**Direction a**
In the interview with Todd Tarbox below, copy word for word the part that begins at the words "DW: Yes, but" and stops after the words "far, it’s heartbreaking.".

**Document passage**
English

An interview with Todd Tarbox, author of Orson Welles and Roger Hill: A Friendship in Three Acts

I recently spoke by telephone with Todd Tarbox, author of Orson Welles and Roger Hill: A Friendship in Three Acts. (See accompanying review.) We began with the latest news headlines:

Todd Tarbox: My condolences on the bankruptcy of Detroit! My wife, Shirley, and my son Hascy, lived in Indian Village during the late 1980s and early 1990s. Detroit’s descent in recent decades is devastating.

David Walsh: It’s a social disaster.

TT: Do you see any light in the stygian tunnel?

DW: Yes, but that “light” for me is mass social opposition, a social explosion.

TT: It’s truly a catastrophe. From afar, although not that far, it’s heartbreaking.

DW: They’re saying there is no money for pensions, there’s only money for bank bailouts.

TT: It’s a raw and brutal time in Detroit, and the Motor City isn’t an urban American outlier. A culturally uplifting book, which I would like to believe Friendship is, may seem to many irrelevant in our economically hard-pressed times.

DW: I don’t necessarily agree. We need to pay a great deal of attention to cultural questions. I think the book, and cultural questions more generally, have everything to do with our times. If you think about the period that produced your grandfather [Roger Hill] and produced Orson Welles, it was a different sort of time.

TT: Wasn’t it just?

DW: I found your book very interesting and moving, and one of the things that interests me the most are the intellectual-cultural origins of both men, Welles and Hill, what produced the world they lived in.

I’m fascinated by Welles, one of the most important filmmakers in history, in my view, but I’m also fascinated, frankly, by your grandfather.

TT: Thank you. I thought the world needed to know about Roger (“Skipper”) Hill, my remarkable grandfather.

DW: He comes across as remarkably honest, sincere and principled.

**Direction b**
Reproduce exactly the lines of the entries, starting at their first line and ending after the line that has "y-tick-label: 0.5 (38, 164, 56, 179)".

**Recorded information**

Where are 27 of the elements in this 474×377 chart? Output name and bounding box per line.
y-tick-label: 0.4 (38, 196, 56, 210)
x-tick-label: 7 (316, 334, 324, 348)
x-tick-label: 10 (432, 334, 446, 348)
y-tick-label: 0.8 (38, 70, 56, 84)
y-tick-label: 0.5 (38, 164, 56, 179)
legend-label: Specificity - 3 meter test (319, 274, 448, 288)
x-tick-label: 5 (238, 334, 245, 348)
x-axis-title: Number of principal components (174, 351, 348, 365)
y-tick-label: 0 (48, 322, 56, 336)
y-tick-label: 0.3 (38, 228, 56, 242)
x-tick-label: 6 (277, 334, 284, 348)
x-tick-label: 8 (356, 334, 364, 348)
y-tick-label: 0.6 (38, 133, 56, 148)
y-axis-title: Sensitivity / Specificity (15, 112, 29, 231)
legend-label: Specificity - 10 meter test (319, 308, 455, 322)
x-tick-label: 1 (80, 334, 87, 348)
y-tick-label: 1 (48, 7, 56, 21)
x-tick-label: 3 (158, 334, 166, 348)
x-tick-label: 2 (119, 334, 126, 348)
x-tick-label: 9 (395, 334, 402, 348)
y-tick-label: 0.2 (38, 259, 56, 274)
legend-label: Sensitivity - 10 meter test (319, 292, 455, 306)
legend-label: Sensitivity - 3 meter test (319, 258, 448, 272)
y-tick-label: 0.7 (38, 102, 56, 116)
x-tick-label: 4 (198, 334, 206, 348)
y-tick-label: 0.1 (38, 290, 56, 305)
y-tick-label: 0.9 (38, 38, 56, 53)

**Task result a**
DW: Yes, but that “light” for me is mass social opposition, a social explosion.

TT: It’s truly a catastrophe. From afar, although not that far, it’s heartbreaking.

**Task result b**
Where are 27 of the elements in this 474×377 chart? Output name and bounding box per line.
y-tick-label: 0.4 (38, 196, 56, 210)
x-tick-label: 7 (316, 334, 324, 348)
x-tick-label: 10 (432, 334, 446, 348)
y-tick-label: 0.8 (38, 70, 56, 84)
y-tick-label: 0.5 (38, 164, 56, 179)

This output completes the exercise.